[Figure record extracts]
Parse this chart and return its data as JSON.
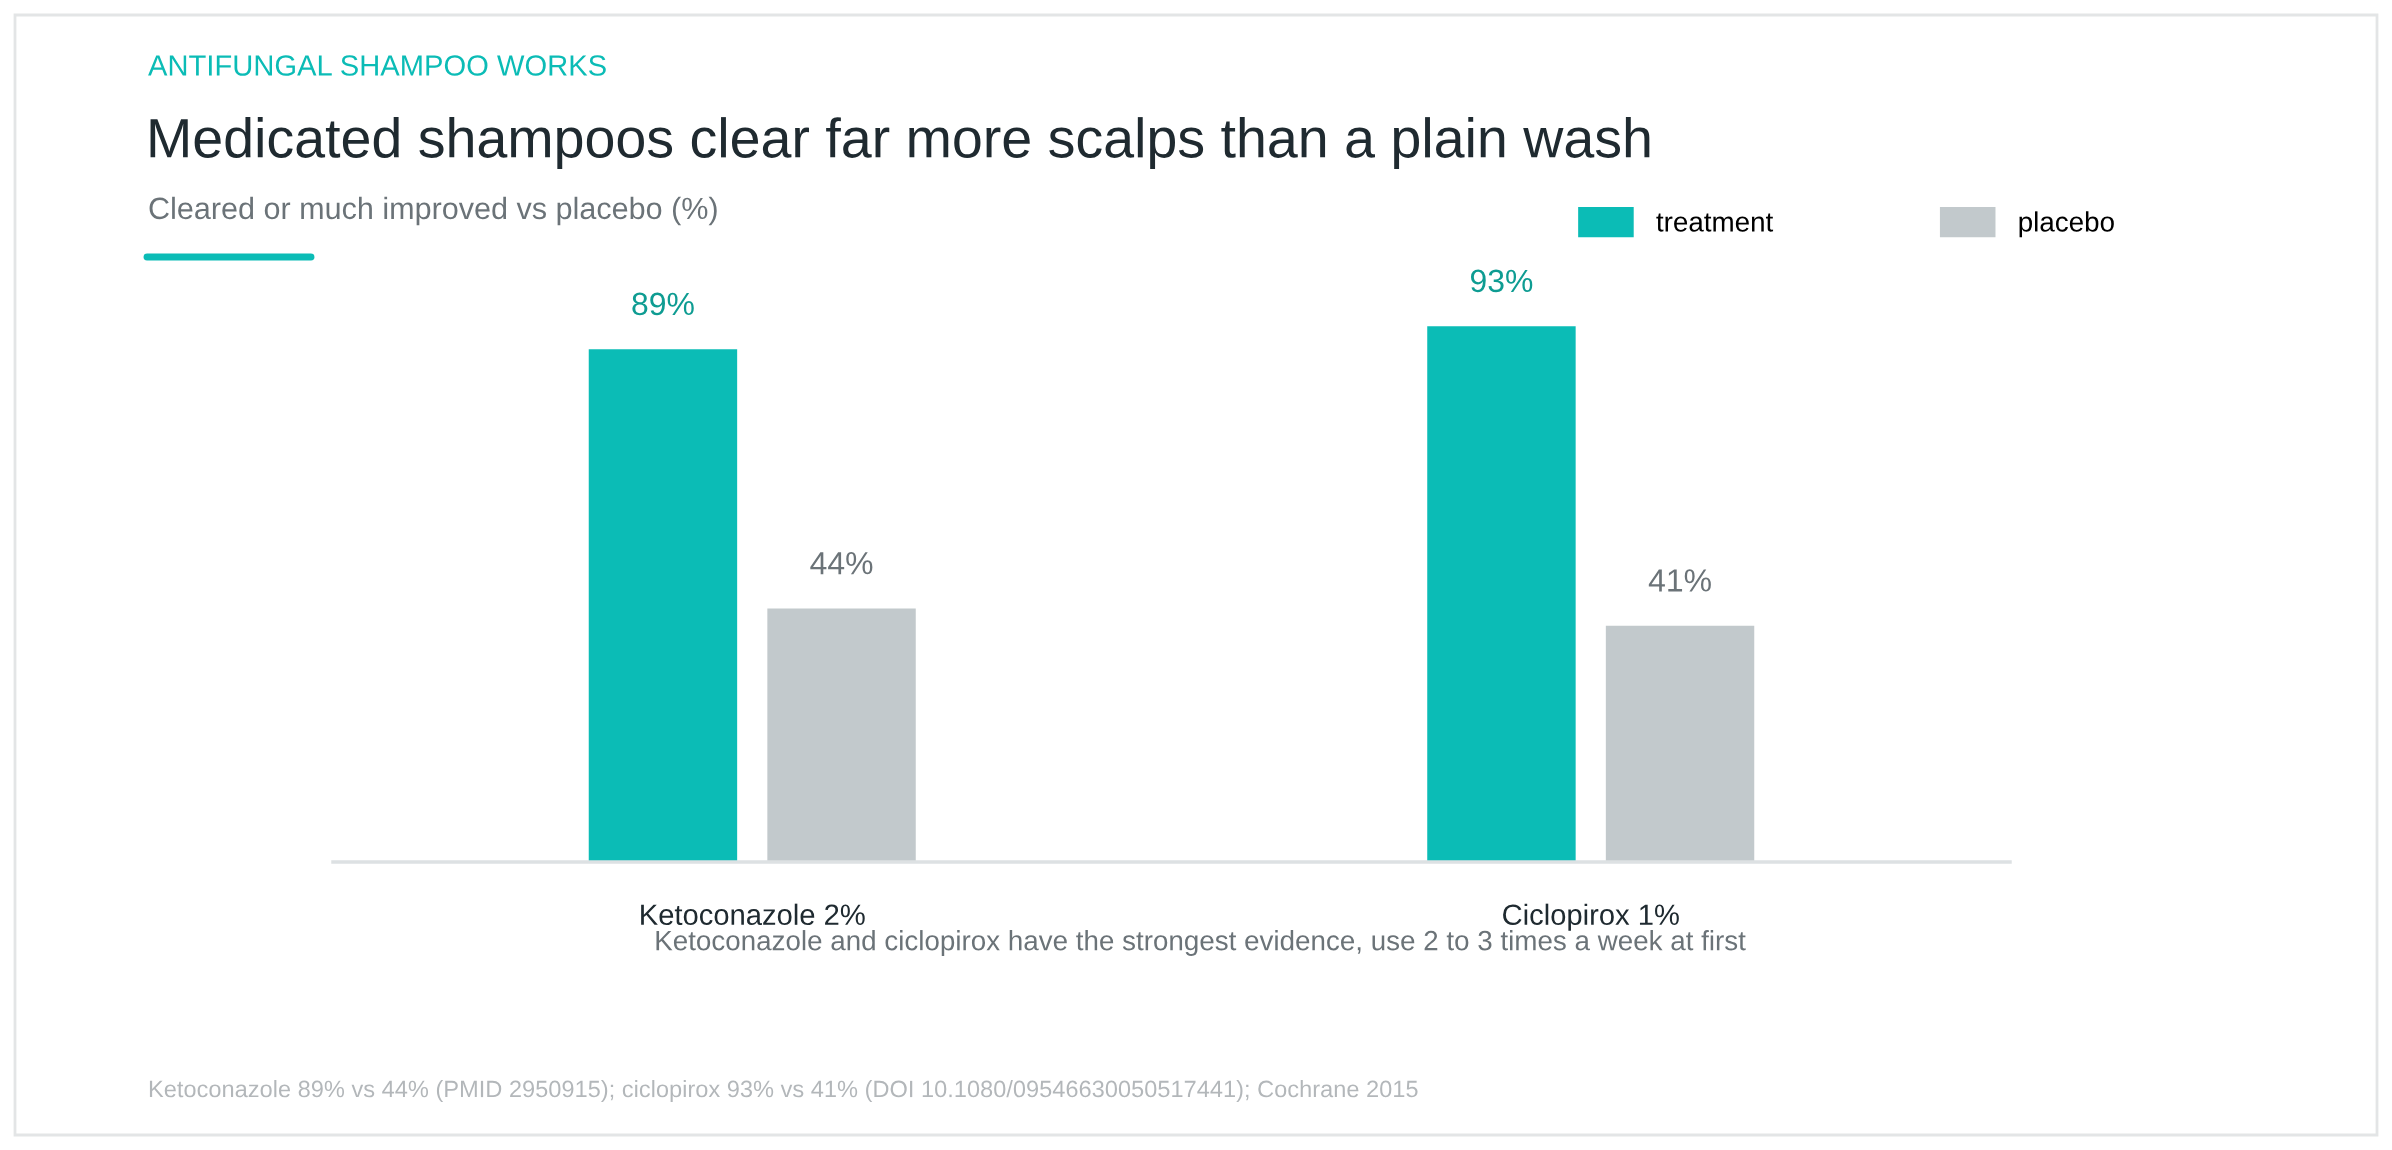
{
  "chart_data": {
    "type": "bar",
    "title": "Medicated shampoos clear far more scalps than a plain wash",
    "subtitle": "Cleared or much improved vs placebo (%)",
    "categories": [
      "Ketoconazole 2%",
      "Ciclopirox 1%"
    ],
    "series": [
      {
        "name": "treatment",
        "color": "#0bbcb6",
        "values": [
          89,
          93
        ],
        "value_labels": [
          "89%",
          "93%"
        ]
      },
      {
        "name": "placebo",
        "color": "#c2c9cc",
        "values": [
          44,
          41
        ],
        "value_labels": [
          "44%",
          "41%"
        ]
      }
    ],
    "legend": "top right",
    "grid": false,
    "annotations": [
      "ANTIFUNGAL SHAMPOO WORKS",
      "Ketoconazole and ciclopirox have the strongest evidence, use 2 to 3 times a week at first",
      "Ketoconazole 89% vs 44% (PMID 2950915); ciclopirox 93% vs 41% (DOI 10.1080/09546630050517441); Cochrane 2015"
    ]
  }
}
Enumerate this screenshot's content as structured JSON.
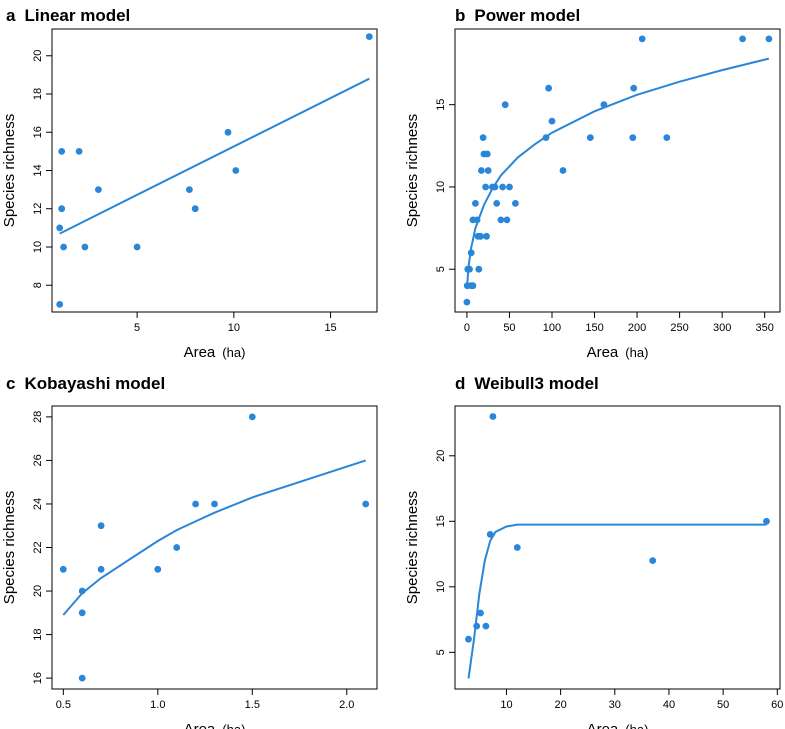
{
  "colors": {
    "series": "#2a86d8",
    "axis": "#000000",
    "background": "#ffffff"
  },
  "chart_data": [
    {
      "type": "scatter",
      "panel_letter": "a",
      "title": "Linear model",
      "xlabel": "Area",
      "xunit": "(ha)",
      "ylabel": "Species richness",
      "xlim": [
        0.6,
        17.4
      ],
      "ylim": [
        6.6,
        21.4
      ],
      "xticks": [
        5,
        10,
        15
      ],
      "yticks": [
        8,
        10,
        12,
        14,
        16,
        18,
        20
      ],
      "grid": false,
      "points": [
        {
          "x": 1,
          "y": 7
        },
        {
          "x": 1,
          "y": 11
        },
        {
          "x": 1.1,
          "y": 12
        },
        {
          "x": 1.2,
          "y": 10
        },
        {
          "x": 1.1,
          "y": 15
        },
        {
          "x": 2,
          "y": 15
        },
        {
          "x": 2.3,
          "y": 10
        },
        {
          "x": 3,
          "y": 13
        },
        {
          "x": 5,
          "y": 10
        },
        {
          "x": 7.7,
          "y": 13
        },
        {
          "x": 8,
          "y": 12
        },
        {
          "x": 9.7,
          "y": 16
        },
        {
          "x": 10.1,
          "y": 14
        },
        {
          "x": 17,
          "y": 21
        }
      ],
      "fit": [
        {
          "x": 1,
          "y": 10.7
        },
        {
          "x": 17,
          "y": 18.8
        }
      ]
    },
    {
      "type": "scatter",
      "panel_letter": "b",
      "title": "Power model",
      "xlabel": "Area",
      "xunit": "(ha)",
      "ylabel": "Species richness",
      "xlim": [
        -14,
        368
      ],
      "ylim": [
        2.4,
        19.6
      ],
      "xticks": [
        0,
        50,
        100,
        150,
        200,
        250,
        300,
        350
      ],
      "yticks": [
        5,
        10,
        15
      ],
      "grid": false,
      "points": [
        {
          "x": 0,
          "y": 3
        },
        {
          "x": 0.5,
          "y": 4
        },
        {
          "x": 1,
          "y": 5
        },
        {
          "x": 3,
          "y": 5
        },
        {
          "x": 5,
          "y": 6
        },
        {
          "x": 5,
          "y": 4
        },
        {
          "x": 7,
          "y": 4
        },
        {
          "x": 7,
          "y": 8
        },
        {
          "x": 10,
          "y": 9
        },
        {
          "x": 12,
          "y": 8
        },
        {
          "x": 13,
          "y": 7
        },
        {
          "x": 14,
          "y": 5
        },
        {
          "x": 16,
          "y": 7
        },
        {
          "x": 17,
          "y": 11
        },
        {
          "x": 19,
          "y": 13
        },
        {
          "x": 20,
          "y": 12
        },
        {
          "x": 22,
          "y": 10
        },
        {
          "x": 23,
          "y": 7
        },
        {
          "x": 24,
          "y": 12
        },
        {
          "x": 25,
          "y": 11
        },
        {
          "x": 30,
          "y": 10
        },
        {
          "x": 33,
          "y": 10
        },
        {
          "x": 35,
          "y": 9
        },
        {
          "x": 40,
          "y": 8
        },
        {
          "x": 42,
          "y": 10
        },
        {
          "x": 45,
          "y": 15
        },
        {
          "x": 47,
          "y": 8
        },
        {
          "x": 50,
          "y": 10
        },
        {
          "x": 57,
          "y": 9
        },
        {
          "x": 93,
          "y": 13
        },
        {
          "x": 96,
          "y": 16
        },
        {
          "x": 100,
          "y": 14
        },
        {
          "x": 113,
          "y": 11
        },
        {
          "x": 145,
          "y": 13
        },
        {
          "x": 161,
          "y": 15
        },
        {
          "x": 195,
          "y": 13
        },
        {
          "x": 196,
          "y": 16
        },
        {
          "x": 206,
          "y": 19
        },
        {
          "x": 235,
          "y": 13
        },
        {
          "x": 324,
          "y": 19
        },
        {
          "x": 355,
          "y": 19
        }
      ],
      "fit": [
        {
          "x": 0,
          "y": 3.8
        },
        {
          "x": 2,
          "y": 5.2
        },
        {
          "x": 5,
          "y": 6.3
        },
        {
          "x": 10,
          "y": 7.5
        },
        {
          "x": 20,
          "y": 8.9
        },
        {
          "x": 30,
          "y": 9.9
        },
        {
          "x": 40,
          "y": 10.7
        },
        {
          "x": 60,
          "y": 11.8
        },
        {
          "x": 80,
          "y": 12.6
        },
        {
          "x": 100,
          "y": 13.3
        },
        {
          "x": 150,
          "y": 14.6
        },
        {
          "x": 200,
          "y": 15.6
        },
        {
          "x": 250,
          "y": 16.4
        },
        {
          "x": 300,
          "y": 17.1
        },
        {
          "x": 355,
          "y": 17.8
        }
      ]
    },
    {
      "type": "scatter",
      "panel_letter": "c",
      "title": "Kobayashi model",
      "xlabel": "Area",
      "xunit": "(ha)",
      "ylabel": "Species richness",
      "xlim": [
        0.44,
        2.16
      ],
      "ylim": [
        15.5,
        28.5
      ],
      "xticks": [
        0.5,
        1.0,
        1.5,
        2.0
      ],
      "xtick_labels": [
        "0.5",
        "1.0",
        "1.5",
        "2.0"
      ],
      "yticks": [
        16,
        18,
        20,
        22,
        24,
        26,
        28
      ],
      "grid": false,
      "points": [
        {
          "x": 0.5,
          "y": 21
        },
        {
          "x": 0.6,
          "y": 20
        },
        {
          "x": 0.6,
          "y": 19
        },
        {
          "x": 0.6,
          "y": 16
        },
        {
          "x": 0.7,
          "y": 21
        },
        {
          "x": 0.7,
          "y": 23
        },
        {
          "x": 1.0,
          "y": 21
        },
        {
          "x": 1.1,
          "y": 22
        },
        {
          "x": 1.2,
          "y": 24
        },
        {
          "x": 1.3,
          "y": 24
        },
        {
          "x": 1.5,
          "y": 28
        },
        {
          "x": 2.1,
          "y": 24
        }
      ],
      "fit": [
        {
          "x": 0.5,
          "y": 18.9
        },
        {
          "x": 0.6,
          "y": 19.9
        },
        {
          "x": 0.7,
          "y": 20.6
        },
        {
          "x": 1.0,
          "y": 22.3
        },
        {
          "x": 1.1,
          "y": 22.8
        },
        {
          "x": 1.2,
          "y": 23.2
        },
        {
          "x": 1.3,
          "y": 23.6
        },
        {
          "x": 1.5,
          "y": 24.3
        },
        {
          "x": 2.1,
          "y": 26.0
        }
      ]
    },
    {
      "type": "scatter",
      "panel_letter": "d",
      "title": "Weibull3 model",
      "xlabel": "Area",
      "xunit": "(ha)",
      "ylabel": "Species richness",
      "xlim": [
        0.5,
        60.5
      ],
      "ylim": [
        2.2,
        23.8
      ],
      "xticks": [
        10,
        20,
        30,
        40,
        50,
        60
      ],
      "yticks": [
        5,
        10,
        15,
        20
      ],
      "grid": false,
      "points": [
        {
          "x": 3,
          "y": 6
        },
        {
          "x": 4.5,
          "y": 7
        },
        {
          "x": 5.2,
          "y": 8
        },
        {
          "x": 6.2,
          "y": 7
        },
        {
          "x": 7,
          "y": 14
        },
        {
          "x": 7.5,
          "y": 23
        },
        {
          "x": 12,
          "y": 13
        },
        {
          "x": 37,
          "y": 12
        },
        {
          "x": 58,
          "y": 15
        }
      ],
      "fit": [
        {
          "x": 3,
          "y": 3
        },
        {
          "x": 4,
          "y": 6
        },
        {
          "x": 5,
          "y": 9.5
        },
        {
          "x": 6,
          "y": 12
        },
        {
          "x": 7,
          "y": 13.5
        },
        {
          "x": 8,
          "y": 14.2
        },
        {
          "x": 10,
          "y": 14.6
        },
        {
          "x": 12,
          "y": 14.75
        },
        {
          "x": 58,
          "y": 14.75
        }
      ]
    }
  ]
}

■ What the exercise asks ■
Using the entries above, tally how many lines have the word "JSON" in them; write the number and nothing more.

■ Result for this exercise ■
2